Task — Every line that holds the string "true" is to be identified and copied.

──────── Available records ────────

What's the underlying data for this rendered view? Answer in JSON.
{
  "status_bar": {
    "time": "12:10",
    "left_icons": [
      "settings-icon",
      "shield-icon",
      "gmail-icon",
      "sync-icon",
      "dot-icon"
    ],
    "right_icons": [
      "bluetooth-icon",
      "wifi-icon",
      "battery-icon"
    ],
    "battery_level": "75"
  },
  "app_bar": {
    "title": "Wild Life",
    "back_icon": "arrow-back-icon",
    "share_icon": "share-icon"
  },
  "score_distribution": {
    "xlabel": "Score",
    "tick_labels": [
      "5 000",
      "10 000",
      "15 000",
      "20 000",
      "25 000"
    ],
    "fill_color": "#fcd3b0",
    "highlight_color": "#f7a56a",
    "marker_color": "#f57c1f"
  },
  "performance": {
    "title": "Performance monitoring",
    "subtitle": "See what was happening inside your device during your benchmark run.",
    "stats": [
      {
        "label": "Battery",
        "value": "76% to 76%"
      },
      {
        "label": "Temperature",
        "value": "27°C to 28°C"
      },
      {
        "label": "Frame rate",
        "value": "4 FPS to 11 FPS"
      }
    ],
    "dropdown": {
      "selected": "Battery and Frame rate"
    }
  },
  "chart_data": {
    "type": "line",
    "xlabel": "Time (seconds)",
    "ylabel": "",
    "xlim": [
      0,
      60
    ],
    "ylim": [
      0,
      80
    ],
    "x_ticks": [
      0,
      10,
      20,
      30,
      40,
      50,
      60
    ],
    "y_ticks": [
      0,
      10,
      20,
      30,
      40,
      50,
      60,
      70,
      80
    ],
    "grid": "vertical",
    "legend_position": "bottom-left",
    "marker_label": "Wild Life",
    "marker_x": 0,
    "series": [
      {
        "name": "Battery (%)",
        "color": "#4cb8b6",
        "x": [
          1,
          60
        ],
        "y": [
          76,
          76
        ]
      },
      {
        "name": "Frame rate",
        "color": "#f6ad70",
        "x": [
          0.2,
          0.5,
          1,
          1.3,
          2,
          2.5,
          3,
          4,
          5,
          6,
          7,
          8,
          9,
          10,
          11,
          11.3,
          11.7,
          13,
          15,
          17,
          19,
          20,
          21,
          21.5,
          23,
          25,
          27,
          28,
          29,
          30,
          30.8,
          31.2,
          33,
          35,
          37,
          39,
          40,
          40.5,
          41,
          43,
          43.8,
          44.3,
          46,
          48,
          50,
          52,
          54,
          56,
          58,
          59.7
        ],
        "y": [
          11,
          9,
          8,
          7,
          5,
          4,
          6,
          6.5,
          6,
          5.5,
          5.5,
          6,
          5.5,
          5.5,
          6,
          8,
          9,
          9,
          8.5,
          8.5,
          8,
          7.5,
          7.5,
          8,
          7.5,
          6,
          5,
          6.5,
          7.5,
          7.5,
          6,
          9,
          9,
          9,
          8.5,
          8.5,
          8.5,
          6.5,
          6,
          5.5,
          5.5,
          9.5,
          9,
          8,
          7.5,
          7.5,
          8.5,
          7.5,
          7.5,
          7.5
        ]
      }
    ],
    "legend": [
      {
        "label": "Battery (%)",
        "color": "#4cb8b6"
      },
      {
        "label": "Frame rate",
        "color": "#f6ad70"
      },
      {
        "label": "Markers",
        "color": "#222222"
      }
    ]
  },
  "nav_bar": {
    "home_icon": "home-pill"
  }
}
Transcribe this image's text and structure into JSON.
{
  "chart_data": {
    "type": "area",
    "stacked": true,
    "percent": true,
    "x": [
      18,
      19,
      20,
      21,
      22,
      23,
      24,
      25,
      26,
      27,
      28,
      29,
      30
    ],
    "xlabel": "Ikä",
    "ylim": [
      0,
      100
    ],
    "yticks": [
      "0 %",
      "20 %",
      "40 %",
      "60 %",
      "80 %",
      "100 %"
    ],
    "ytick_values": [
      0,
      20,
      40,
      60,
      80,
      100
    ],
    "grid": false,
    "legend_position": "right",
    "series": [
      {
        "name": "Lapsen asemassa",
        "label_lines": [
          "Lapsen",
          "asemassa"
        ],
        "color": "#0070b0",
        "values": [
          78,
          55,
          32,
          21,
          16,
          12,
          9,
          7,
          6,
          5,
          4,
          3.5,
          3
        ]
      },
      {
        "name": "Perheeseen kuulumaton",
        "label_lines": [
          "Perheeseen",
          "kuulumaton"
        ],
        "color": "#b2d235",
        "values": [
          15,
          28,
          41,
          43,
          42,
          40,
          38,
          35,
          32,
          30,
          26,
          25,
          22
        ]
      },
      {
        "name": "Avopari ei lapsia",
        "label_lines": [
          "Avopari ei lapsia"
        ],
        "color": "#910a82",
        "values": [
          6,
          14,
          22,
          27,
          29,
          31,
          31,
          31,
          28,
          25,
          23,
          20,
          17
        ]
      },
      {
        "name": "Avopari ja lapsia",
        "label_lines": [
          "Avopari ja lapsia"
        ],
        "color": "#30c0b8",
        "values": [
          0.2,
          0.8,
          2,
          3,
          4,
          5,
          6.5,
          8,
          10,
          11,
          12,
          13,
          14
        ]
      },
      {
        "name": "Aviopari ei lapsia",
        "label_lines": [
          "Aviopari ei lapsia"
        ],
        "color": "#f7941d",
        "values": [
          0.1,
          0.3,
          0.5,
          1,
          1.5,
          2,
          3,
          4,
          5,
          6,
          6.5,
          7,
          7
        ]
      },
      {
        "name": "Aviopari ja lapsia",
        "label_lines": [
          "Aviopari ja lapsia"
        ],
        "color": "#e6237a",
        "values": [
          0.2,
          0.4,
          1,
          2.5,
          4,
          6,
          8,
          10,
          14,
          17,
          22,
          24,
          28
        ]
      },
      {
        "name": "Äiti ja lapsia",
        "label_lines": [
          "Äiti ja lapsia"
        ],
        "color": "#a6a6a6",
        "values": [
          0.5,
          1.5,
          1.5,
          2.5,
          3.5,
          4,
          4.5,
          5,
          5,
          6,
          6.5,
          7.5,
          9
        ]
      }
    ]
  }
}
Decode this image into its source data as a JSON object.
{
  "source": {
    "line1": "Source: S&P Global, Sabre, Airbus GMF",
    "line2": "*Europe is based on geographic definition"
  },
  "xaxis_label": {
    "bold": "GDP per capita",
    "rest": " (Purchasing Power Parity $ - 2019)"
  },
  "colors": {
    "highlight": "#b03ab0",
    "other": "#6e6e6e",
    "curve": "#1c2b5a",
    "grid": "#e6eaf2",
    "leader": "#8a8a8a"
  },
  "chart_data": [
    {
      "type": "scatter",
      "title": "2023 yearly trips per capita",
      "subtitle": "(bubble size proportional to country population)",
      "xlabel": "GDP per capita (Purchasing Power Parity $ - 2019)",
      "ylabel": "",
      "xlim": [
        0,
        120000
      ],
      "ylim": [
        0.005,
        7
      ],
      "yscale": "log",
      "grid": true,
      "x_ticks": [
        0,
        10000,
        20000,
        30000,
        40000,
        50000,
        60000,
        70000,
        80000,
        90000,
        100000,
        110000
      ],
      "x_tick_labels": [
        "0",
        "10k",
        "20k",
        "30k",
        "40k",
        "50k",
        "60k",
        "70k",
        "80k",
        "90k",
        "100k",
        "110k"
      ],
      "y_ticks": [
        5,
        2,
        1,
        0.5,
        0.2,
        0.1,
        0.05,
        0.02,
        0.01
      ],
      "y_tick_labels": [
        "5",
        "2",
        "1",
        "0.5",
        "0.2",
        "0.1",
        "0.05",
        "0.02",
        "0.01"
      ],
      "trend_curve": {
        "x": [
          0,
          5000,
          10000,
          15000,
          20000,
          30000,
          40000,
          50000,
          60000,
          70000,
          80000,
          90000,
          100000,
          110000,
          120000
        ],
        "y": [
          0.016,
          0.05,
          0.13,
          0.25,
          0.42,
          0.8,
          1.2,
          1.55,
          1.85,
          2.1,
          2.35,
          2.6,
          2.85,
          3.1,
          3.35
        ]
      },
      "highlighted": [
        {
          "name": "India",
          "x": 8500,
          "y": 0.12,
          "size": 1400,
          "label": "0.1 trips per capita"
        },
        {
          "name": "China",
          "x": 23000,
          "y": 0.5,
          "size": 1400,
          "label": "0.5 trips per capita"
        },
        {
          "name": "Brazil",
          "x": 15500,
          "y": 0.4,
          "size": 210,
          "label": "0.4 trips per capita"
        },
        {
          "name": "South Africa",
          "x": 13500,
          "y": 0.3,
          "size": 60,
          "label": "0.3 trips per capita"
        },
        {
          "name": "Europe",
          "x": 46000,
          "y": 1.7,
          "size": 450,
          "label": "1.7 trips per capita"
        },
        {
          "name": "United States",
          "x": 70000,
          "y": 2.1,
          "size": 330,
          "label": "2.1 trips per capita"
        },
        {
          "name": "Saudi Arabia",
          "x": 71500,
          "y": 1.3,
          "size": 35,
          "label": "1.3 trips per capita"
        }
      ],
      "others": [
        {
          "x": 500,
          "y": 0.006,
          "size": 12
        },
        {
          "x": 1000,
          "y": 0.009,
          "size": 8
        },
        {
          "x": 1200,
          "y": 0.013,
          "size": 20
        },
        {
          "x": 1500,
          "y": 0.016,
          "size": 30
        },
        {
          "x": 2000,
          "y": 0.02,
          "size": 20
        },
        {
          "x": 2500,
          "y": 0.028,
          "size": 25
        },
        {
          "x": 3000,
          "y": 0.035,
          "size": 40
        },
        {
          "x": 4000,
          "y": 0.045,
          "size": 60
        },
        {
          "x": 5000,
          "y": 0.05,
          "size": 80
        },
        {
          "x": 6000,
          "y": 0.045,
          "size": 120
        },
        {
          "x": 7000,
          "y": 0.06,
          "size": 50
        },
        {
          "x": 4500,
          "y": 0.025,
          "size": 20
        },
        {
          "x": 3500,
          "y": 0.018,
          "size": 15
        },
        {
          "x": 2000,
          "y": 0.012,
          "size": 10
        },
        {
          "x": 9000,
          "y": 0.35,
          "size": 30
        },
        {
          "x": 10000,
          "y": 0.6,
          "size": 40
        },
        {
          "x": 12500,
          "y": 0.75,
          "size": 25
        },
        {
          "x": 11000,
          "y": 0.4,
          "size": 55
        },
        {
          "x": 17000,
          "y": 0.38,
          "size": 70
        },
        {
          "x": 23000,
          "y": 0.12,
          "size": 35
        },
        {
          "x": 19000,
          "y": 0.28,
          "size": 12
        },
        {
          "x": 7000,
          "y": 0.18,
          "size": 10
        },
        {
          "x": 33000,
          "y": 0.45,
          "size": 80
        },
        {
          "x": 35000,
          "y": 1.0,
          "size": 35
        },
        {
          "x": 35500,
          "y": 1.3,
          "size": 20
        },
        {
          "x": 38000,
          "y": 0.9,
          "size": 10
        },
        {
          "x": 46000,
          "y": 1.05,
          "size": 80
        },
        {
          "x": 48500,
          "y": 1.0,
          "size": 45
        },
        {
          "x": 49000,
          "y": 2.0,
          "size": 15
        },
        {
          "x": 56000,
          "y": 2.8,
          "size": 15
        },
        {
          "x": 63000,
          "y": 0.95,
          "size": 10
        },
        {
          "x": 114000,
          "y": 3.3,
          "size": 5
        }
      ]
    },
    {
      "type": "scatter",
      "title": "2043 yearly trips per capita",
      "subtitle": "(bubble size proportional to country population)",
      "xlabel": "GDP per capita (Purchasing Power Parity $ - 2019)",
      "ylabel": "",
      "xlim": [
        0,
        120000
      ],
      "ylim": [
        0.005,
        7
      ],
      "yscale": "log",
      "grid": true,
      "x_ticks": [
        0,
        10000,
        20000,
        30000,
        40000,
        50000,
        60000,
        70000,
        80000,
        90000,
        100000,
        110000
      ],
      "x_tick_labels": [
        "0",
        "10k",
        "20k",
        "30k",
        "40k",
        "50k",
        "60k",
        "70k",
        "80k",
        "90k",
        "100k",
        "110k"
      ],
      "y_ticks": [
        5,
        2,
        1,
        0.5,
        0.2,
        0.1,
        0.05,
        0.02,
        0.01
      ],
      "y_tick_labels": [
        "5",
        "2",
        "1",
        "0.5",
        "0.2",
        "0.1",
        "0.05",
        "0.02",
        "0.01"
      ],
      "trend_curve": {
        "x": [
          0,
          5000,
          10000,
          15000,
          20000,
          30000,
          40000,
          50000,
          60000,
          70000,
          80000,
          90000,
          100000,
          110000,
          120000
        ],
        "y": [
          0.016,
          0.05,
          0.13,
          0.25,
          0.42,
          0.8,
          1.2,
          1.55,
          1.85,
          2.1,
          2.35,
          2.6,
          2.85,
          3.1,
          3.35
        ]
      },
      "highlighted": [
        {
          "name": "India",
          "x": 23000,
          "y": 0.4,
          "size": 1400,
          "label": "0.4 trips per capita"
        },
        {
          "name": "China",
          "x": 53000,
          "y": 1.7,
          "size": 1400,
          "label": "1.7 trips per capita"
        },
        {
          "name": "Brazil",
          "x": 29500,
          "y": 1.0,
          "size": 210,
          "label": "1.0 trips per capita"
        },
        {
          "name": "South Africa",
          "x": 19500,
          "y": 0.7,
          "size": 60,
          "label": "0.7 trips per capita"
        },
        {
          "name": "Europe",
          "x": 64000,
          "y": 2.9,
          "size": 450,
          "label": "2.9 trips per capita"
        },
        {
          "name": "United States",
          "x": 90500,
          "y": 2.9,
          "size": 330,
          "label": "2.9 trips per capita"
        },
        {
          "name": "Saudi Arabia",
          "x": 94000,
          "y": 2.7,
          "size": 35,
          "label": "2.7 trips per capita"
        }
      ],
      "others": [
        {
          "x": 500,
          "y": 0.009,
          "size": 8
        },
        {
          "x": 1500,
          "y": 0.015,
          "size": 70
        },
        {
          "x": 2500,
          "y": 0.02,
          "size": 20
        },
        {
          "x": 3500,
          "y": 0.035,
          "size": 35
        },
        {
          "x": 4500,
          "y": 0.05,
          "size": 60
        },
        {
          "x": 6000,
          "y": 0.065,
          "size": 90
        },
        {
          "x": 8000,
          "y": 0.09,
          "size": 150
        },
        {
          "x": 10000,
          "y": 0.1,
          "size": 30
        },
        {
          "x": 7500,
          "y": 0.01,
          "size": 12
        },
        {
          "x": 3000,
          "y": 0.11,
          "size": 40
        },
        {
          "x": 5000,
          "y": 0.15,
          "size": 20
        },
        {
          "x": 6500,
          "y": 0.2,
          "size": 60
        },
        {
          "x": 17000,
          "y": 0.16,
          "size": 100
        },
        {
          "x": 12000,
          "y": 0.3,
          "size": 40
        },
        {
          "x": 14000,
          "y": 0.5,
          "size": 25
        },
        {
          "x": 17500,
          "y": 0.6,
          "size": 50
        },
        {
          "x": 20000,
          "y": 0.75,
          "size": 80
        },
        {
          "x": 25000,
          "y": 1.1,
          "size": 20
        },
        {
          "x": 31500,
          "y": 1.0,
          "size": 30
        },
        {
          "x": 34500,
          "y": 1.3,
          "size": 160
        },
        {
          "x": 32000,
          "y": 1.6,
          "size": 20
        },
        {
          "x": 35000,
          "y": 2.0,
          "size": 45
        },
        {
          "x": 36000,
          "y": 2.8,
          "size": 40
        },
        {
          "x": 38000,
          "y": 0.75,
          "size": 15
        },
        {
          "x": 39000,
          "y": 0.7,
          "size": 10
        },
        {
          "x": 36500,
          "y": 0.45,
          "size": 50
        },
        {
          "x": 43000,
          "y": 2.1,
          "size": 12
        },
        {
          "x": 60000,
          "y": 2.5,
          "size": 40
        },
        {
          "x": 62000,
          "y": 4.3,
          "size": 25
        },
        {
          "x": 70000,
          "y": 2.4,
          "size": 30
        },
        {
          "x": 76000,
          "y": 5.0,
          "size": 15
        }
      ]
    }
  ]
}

────────

Final result —
    "stacked": true,
    "percent": true,
      "grid": true,
      "grid": true,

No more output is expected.